[TASK GOAL]
Repeat the records in full and exactly, omitting pictures.

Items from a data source
┌────────
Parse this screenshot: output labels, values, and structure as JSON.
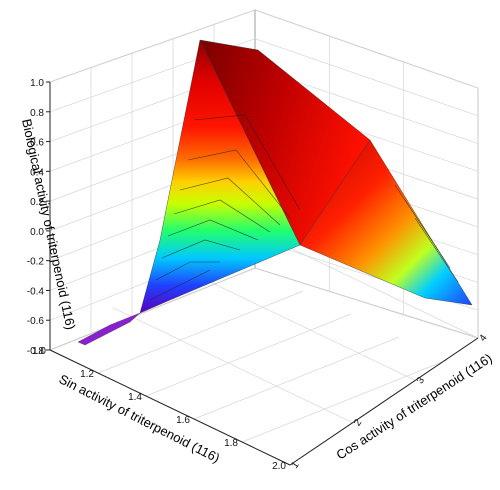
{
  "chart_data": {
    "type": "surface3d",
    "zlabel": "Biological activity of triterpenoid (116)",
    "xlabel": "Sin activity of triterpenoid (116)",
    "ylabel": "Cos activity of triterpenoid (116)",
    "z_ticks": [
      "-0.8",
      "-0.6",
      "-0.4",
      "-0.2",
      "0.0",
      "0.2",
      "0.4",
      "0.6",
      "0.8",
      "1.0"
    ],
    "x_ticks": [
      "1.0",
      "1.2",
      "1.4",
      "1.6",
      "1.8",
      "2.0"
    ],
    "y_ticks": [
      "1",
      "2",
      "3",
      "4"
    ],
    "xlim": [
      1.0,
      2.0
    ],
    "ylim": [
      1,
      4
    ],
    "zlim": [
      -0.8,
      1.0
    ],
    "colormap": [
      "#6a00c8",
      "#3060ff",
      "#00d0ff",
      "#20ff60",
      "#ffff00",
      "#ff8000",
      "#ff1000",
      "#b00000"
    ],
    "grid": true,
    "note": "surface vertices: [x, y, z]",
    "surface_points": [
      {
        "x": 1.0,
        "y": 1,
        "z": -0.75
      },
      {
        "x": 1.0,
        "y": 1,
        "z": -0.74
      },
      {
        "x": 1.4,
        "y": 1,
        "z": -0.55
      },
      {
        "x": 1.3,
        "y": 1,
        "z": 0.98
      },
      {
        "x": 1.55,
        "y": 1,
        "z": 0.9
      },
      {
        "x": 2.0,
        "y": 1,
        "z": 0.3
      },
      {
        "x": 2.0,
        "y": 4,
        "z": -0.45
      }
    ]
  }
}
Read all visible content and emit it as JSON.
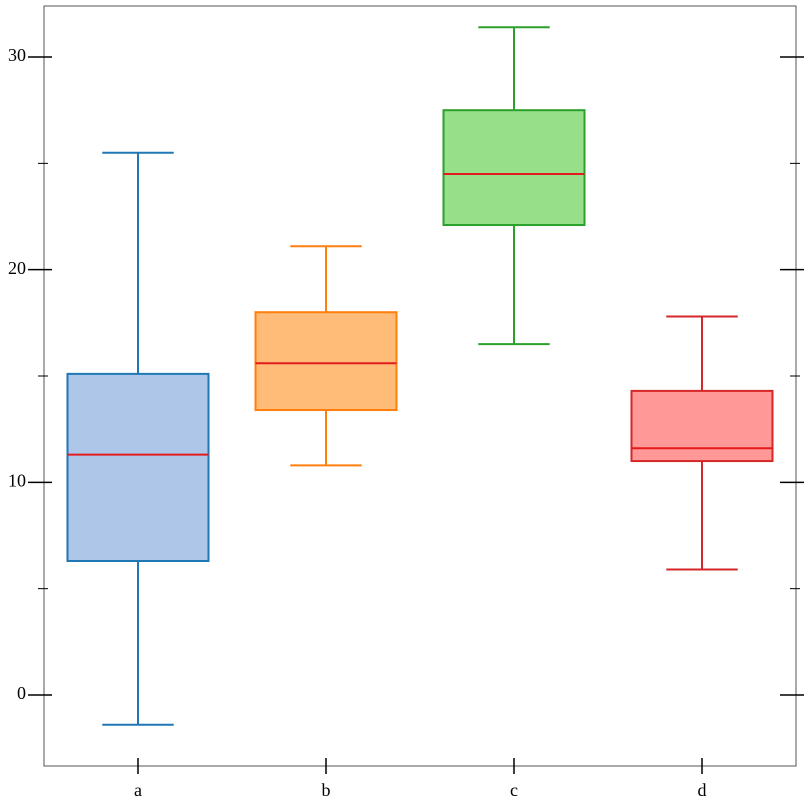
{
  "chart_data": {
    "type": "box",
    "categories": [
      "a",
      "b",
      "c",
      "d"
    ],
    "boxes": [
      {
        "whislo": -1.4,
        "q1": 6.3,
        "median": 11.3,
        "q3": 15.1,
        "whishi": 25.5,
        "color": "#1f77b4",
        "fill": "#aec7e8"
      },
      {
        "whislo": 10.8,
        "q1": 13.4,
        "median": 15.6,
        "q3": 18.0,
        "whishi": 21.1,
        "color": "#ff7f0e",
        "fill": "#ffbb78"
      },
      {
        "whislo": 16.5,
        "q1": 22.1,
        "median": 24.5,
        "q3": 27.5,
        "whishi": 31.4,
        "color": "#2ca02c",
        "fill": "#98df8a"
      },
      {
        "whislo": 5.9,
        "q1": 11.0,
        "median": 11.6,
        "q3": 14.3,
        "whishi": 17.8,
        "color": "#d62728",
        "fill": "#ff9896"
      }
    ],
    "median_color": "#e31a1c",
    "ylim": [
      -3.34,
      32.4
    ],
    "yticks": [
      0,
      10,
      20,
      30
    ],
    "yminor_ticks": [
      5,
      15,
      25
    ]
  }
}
└────────
[FINISHED TASK]
Parse this screenshot: output labels, values, and structure as JSON.
{
  "chart_data": {
    "type": "surface3d",
    "zlabel": "Biological activity of triterpenoid (116)",
    "xlabel": "Sin activity of triterpenoid (116)",
    "ylabel": "Cos activity of triterpenoid (116)",
    "z_ticks": [
      "-0.8",
      "-0.6",
      "-0.4",
      "-0.2",
      "0.0",
      "0.2",
      "0.4",
      "0.6",
      "0.8",
      "1.0"
    ],
    "x_ticks": [
      "1.0",
      "1.2",
      "1.4",
      "1.6",
      "1.8",
      "2.0"
    ],
    "y_ticks": [
      "1",
      "2",
      "3",
      "4"
    ],
    "xlim": [
      1.0,
      2.0
    ],
    "ylim": [
      1,
      4
    ],
    "zlim": [
      -0.8,
      1.0
    ],
    "colormap": [
      "#6a00c8",
      "#3060ff",
      "#00d0ff",
      "#20ff60",
      "#ffff00",
      "#ff8000",
      "#ff1000",
      "#b00000"
    ],
    "grid": true,
    "note": "surface vertices: [x, y, z]",
    "surface_points": [
      {
        "x": 1.0,
        "y": 1,
        "z": -0.75
      },
      {
        "x": 1.0,
        "y": 1,
        "z": -0.74
      },
      {
        "x": 1.4,
        "y": 1,
        "z": -0.55
      },
      {
        "x": 1.3,
        "y": 1,
        "z": 0.98
      },
      {
        "x": 1.55,
        "y": 1,
        "z": 0.9
      },
      {
        "x": 2.0,
        "y": 1,
        "z": 0.3
      },
      {
        "x": 2.0,
        "y": 4,
        "z": -0.45
      }
    ]
  }
}
Read all visible content and emit it as JSON.
{
  "chart_data": {
    "type": "box",
    "categories": [
      "a",
      "b",
      "c",
      "d"
    ],
    "boxes": [
      {
        "whislo": -1.4,
        "q1": 6.3,
        "median": 11.3,
        "q3": 15.1,
        "whishi": 25.5,
        "color": "#1f77b4",
        "fill": "#aec7e8"
      },
      {
        "whislo": 10.8,
        "q1": 13.4,
        "median": 15.6,
        "q3": 18.0,
        "whishi": 21.1,
        "color": "#ff7f0e",
        "fill": "#ffbb78"
      },
      {
        "whislo": 16.5,
        "q1": 22.1,
        "median": 24.5,
        "q3": 27.5,
        "whishi": 31.4,
        "color": "#2ca02c",
        "fill": "#98df8a"
      },
      {
        "whislo": 5.9,
        "q1": 11.0,
        "median": 11.6,
        "q3": 14.3,
        "whishi": 17.8,
        "color": "#d62728",
        "fill": "#ff9896"
      }
    ],
    "median_color": "#e31a1c",
    "ylim": [
      -3.34,
      32.4
    ],
    "yticks": [
      0,
      10,
      20,
      30
    ],
    "yminor_ticks": [
      5,
      15,
      25
    ]
  }
}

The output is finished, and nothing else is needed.